EXERCISE INPUT -
***

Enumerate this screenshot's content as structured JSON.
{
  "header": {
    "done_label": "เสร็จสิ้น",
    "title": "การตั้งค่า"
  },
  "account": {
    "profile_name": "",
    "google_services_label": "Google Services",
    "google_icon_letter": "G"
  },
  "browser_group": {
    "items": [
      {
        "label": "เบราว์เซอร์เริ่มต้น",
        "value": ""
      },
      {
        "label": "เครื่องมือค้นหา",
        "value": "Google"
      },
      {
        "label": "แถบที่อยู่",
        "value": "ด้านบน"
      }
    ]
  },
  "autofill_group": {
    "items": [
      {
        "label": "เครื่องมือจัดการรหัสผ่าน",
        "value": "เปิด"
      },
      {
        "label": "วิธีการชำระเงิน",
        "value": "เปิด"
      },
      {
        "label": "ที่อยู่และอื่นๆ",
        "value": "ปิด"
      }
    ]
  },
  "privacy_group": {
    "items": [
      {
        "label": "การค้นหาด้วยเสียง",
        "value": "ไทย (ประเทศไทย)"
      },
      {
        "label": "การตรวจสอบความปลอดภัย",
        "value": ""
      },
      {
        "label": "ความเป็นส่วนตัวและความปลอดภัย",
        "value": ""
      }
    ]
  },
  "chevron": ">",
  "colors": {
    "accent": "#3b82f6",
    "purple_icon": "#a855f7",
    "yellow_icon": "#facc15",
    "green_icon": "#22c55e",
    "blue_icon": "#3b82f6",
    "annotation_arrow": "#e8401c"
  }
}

***

TASK STATEMENT - Retype the listing above in full, with no alterations.

TASK SOLUTION -
Enumerate this screenshot's content as structured JSON.
{
  "header": {
    "done_label": "เสร็จสิ้น",
    "title": "การตั้งค่า"
  },
  "account": {
    "profile_name": "",
    "google_services_label": "Google Services",
    "google_icon_letter": "G"
  },
  "browser_group": {
    "items": [
      {
        "label": "เบราว์เซอร์เริ่มต้น",
        "value": ""
      },
      {
        "label": "เครื่องมือค้นหา",
        "value": "Google"
      },
      {
        "label": "แถบที่อยู่",
        "value": "ด้านบน"
      }
    ]
  },
  "autofill_group": {
    "items": [
      {
        "label": "เครื่องมือจัดการรหัสผ่าน",
        "value": "เปิด"
      },
      {
        "label": "วิธีการชำระเงิน",
        "value": "เปิด"
      },
      {
        "label": "ที่อยู่และอื่นๆ",
        "value": "ปิด"
      }
    ]
  },
  "privacy_group": {
    "items": [
      {
        "label": "การค้นหาด้วยเสียง",
        "value": "ไทย (ประเทศไทย)"
      },
      {
        "label": "การตรวจสอบความปลอดภัย",
        "value": ""
      },
      {
        "label": "ความเป็นส่วนตัวและความปลอดภัย",
        "value": ""
      }
    ]
  },
  "chevron": ">",
  "colors": {
    "accent": "#3b82f6",
    "purple_icon": "#a855f7",
    "yellow_icon": "#facc15",
    "green_icon": "#22c55e",
    "blue_icon": "#3b82f6",
    "annotation_arrow": "#e8401c"
  }
}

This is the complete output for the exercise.